Look through the data below and work out how many lines contain the string "true". Give the number alone.

Dataset rows:
— start —

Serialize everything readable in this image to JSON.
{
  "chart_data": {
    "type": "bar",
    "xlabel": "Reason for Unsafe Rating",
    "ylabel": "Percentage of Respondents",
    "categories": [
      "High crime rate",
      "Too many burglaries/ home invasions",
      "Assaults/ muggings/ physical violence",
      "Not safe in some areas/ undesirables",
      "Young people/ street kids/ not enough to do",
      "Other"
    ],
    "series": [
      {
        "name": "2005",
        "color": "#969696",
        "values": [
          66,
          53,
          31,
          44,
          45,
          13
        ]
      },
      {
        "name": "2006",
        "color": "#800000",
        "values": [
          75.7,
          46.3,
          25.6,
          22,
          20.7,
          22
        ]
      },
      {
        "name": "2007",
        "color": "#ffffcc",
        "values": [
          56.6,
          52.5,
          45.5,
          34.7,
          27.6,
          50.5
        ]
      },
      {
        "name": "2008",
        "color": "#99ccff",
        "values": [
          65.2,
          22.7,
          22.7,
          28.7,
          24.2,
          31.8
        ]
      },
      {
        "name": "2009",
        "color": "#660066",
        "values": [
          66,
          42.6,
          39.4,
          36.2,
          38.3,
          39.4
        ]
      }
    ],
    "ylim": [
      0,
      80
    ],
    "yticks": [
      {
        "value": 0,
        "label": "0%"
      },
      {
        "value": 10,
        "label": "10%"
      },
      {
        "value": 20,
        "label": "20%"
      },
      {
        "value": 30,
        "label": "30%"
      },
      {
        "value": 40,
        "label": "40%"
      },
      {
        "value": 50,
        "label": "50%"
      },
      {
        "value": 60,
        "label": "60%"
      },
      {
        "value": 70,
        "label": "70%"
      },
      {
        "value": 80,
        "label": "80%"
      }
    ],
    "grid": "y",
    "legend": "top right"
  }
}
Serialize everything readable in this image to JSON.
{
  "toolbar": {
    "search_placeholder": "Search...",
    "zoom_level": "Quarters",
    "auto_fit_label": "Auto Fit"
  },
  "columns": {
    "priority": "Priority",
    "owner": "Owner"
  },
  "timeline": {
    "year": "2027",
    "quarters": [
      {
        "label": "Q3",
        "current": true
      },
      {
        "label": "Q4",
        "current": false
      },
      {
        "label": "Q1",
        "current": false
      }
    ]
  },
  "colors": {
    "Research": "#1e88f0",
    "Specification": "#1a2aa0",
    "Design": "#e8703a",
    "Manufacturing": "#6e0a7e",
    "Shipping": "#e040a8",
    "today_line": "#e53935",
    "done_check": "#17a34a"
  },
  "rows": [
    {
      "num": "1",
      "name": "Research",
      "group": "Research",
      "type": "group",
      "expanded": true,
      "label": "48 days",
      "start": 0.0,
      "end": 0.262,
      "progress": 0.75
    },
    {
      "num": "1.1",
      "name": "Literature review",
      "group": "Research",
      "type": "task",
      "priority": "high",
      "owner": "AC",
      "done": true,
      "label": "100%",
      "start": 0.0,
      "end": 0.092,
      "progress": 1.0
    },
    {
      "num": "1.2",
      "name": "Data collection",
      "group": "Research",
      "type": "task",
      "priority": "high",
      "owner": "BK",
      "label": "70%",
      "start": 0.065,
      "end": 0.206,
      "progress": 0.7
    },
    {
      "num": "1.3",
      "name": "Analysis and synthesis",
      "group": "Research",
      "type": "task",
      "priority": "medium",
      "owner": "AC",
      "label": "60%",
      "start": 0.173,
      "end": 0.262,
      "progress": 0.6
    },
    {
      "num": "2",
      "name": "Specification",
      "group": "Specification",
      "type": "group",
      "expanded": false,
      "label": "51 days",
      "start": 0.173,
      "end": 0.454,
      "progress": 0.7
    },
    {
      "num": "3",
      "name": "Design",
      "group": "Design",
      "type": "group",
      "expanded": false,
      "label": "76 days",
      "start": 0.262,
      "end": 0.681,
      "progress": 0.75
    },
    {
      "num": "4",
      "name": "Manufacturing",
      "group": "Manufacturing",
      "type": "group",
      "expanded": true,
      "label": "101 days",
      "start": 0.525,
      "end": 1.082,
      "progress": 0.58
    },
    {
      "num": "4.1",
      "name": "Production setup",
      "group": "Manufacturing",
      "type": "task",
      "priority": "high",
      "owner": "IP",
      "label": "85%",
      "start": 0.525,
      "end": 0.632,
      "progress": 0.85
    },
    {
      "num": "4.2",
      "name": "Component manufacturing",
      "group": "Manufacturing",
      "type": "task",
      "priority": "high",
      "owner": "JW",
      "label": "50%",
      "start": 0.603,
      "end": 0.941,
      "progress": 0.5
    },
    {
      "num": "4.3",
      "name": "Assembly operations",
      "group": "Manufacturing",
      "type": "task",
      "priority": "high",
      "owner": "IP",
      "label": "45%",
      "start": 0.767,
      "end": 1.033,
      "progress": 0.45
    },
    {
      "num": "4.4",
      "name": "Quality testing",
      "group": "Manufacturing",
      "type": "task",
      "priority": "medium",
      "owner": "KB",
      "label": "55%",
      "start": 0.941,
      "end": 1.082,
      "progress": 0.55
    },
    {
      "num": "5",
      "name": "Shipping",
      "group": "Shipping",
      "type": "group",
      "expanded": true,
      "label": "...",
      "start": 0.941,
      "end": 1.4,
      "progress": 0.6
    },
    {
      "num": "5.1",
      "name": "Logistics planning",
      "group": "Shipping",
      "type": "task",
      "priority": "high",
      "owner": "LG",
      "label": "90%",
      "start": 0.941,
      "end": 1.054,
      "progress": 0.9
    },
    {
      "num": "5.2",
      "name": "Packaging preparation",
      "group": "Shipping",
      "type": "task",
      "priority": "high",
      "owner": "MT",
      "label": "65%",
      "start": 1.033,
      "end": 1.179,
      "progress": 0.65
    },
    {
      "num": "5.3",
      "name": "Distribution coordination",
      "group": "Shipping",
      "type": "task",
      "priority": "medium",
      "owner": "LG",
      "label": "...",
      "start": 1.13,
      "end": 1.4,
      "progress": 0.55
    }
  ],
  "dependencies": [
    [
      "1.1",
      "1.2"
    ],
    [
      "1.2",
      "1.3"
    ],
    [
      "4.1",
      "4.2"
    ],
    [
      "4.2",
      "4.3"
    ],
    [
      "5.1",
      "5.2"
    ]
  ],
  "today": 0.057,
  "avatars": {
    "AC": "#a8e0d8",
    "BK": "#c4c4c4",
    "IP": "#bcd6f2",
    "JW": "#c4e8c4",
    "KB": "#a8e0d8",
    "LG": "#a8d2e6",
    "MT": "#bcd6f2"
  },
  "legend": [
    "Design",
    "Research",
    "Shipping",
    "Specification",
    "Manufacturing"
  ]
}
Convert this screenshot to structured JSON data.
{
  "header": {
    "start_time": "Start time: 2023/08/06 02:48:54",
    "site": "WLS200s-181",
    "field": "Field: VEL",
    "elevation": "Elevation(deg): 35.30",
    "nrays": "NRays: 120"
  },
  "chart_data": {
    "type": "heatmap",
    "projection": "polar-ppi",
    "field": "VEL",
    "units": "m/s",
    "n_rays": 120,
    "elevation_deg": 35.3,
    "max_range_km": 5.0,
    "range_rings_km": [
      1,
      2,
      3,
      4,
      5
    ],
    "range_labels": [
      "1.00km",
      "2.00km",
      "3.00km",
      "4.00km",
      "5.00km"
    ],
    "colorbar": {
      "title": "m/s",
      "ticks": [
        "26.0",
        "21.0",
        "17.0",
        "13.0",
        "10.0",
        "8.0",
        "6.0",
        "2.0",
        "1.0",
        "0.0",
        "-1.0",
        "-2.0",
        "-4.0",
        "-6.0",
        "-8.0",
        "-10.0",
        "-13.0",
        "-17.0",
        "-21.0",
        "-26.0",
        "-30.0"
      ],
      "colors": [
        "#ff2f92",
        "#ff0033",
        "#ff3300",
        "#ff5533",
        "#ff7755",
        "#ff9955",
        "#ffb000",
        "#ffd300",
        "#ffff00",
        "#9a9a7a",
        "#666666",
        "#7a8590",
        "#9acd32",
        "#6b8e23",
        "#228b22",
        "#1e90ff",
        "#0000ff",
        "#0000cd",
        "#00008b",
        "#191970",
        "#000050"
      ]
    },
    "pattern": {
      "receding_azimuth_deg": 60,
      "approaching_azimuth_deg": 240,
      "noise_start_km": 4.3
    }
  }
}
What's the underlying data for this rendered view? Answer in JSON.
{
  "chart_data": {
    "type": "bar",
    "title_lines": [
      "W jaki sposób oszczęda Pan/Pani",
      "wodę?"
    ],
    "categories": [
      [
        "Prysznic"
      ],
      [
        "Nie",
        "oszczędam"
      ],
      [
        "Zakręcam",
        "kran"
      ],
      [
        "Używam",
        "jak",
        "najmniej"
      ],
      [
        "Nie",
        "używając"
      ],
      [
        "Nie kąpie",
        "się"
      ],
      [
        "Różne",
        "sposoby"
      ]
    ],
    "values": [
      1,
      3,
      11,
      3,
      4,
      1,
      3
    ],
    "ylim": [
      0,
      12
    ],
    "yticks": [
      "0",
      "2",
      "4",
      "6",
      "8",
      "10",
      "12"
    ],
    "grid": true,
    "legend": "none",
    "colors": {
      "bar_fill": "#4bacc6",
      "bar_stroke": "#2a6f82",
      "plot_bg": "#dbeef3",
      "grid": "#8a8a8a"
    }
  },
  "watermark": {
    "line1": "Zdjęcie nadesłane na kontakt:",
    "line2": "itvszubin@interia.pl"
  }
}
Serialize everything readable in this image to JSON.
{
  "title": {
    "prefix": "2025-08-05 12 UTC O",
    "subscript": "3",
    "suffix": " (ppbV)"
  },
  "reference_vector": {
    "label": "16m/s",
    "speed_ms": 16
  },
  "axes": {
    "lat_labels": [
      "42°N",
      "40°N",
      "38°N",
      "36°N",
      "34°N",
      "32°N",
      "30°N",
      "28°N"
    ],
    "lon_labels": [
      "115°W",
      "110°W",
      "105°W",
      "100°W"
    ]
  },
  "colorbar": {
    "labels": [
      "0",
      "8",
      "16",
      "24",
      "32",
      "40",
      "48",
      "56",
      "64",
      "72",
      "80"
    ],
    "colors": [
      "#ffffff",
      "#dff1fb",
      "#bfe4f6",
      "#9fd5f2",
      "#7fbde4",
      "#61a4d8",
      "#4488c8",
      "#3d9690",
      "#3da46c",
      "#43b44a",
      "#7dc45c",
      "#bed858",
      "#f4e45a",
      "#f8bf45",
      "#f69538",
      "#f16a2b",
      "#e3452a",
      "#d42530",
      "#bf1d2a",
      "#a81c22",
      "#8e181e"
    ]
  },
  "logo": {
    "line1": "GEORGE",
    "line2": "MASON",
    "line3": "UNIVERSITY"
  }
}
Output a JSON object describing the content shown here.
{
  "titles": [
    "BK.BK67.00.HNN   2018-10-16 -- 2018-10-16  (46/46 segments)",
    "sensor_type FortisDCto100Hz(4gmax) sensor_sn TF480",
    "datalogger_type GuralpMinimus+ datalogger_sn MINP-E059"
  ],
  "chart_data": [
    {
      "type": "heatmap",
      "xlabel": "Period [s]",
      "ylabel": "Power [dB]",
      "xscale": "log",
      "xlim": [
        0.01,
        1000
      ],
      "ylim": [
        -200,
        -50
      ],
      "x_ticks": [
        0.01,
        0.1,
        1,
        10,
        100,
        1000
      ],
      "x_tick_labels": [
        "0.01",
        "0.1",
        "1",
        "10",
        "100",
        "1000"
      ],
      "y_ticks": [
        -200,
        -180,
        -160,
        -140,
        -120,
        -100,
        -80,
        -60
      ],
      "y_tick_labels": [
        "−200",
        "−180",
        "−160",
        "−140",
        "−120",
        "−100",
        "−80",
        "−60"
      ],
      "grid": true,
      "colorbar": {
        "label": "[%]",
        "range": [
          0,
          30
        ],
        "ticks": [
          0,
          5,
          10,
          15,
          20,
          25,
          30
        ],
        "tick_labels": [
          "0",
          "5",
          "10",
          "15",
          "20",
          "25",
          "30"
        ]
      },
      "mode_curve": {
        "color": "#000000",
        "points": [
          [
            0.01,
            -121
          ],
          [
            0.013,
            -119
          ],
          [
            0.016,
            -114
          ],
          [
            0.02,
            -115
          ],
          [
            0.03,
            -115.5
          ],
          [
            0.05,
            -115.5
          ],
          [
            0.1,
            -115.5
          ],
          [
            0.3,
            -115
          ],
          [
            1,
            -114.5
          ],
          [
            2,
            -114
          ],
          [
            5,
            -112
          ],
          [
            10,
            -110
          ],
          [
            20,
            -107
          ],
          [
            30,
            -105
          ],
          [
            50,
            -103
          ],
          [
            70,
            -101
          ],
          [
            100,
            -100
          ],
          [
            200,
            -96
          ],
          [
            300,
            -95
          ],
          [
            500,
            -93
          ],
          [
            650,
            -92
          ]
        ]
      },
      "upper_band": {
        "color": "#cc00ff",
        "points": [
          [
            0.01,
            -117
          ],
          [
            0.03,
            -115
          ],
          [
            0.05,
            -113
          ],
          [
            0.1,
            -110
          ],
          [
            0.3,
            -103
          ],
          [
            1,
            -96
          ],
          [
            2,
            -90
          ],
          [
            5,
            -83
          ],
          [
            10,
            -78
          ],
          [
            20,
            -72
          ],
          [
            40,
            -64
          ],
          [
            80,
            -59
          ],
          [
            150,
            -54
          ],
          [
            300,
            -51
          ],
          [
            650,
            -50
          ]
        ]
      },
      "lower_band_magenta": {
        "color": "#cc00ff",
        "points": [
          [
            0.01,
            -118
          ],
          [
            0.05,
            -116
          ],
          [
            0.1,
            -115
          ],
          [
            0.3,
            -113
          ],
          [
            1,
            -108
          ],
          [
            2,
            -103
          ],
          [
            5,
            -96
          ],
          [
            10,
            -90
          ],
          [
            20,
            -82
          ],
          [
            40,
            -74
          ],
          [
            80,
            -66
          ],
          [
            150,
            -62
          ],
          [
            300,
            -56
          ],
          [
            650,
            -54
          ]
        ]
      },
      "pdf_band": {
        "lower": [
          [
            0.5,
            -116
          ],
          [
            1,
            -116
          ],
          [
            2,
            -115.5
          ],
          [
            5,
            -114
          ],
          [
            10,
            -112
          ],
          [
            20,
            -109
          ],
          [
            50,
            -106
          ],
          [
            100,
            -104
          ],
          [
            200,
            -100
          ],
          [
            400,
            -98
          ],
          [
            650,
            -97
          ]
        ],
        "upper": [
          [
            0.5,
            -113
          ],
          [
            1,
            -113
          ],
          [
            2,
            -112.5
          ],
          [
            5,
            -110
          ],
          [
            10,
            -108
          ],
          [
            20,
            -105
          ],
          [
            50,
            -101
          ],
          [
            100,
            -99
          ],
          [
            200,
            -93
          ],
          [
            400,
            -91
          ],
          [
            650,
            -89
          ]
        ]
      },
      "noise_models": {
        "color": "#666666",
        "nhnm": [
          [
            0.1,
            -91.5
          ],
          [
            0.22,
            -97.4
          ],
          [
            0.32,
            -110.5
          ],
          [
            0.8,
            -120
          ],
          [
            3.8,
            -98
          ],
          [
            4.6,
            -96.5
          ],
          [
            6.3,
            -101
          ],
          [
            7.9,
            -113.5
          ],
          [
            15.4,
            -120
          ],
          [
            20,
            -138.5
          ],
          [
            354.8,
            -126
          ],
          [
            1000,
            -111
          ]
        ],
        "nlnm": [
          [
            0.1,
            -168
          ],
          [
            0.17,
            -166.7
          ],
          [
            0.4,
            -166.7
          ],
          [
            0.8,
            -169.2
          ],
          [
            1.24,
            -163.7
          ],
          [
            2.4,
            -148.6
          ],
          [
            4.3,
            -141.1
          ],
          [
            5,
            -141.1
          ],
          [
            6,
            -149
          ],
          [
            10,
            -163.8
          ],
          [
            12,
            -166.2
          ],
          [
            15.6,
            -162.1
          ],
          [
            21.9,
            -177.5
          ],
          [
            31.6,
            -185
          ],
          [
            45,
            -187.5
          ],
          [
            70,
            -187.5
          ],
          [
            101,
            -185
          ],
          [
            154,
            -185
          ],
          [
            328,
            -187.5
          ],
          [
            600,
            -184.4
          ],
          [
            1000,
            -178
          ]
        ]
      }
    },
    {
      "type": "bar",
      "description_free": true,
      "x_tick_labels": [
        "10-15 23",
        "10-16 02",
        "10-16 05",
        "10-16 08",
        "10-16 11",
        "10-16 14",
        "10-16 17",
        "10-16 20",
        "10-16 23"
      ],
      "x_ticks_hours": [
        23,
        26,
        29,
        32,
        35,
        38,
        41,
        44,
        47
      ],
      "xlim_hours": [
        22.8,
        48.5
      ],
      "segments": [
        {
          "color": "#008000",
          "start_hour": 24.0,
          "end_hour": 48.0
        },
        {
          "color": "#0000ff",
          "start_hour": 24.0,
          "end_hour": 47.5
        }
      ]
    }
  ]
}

— end —

COMPLETE RESPONSE: 8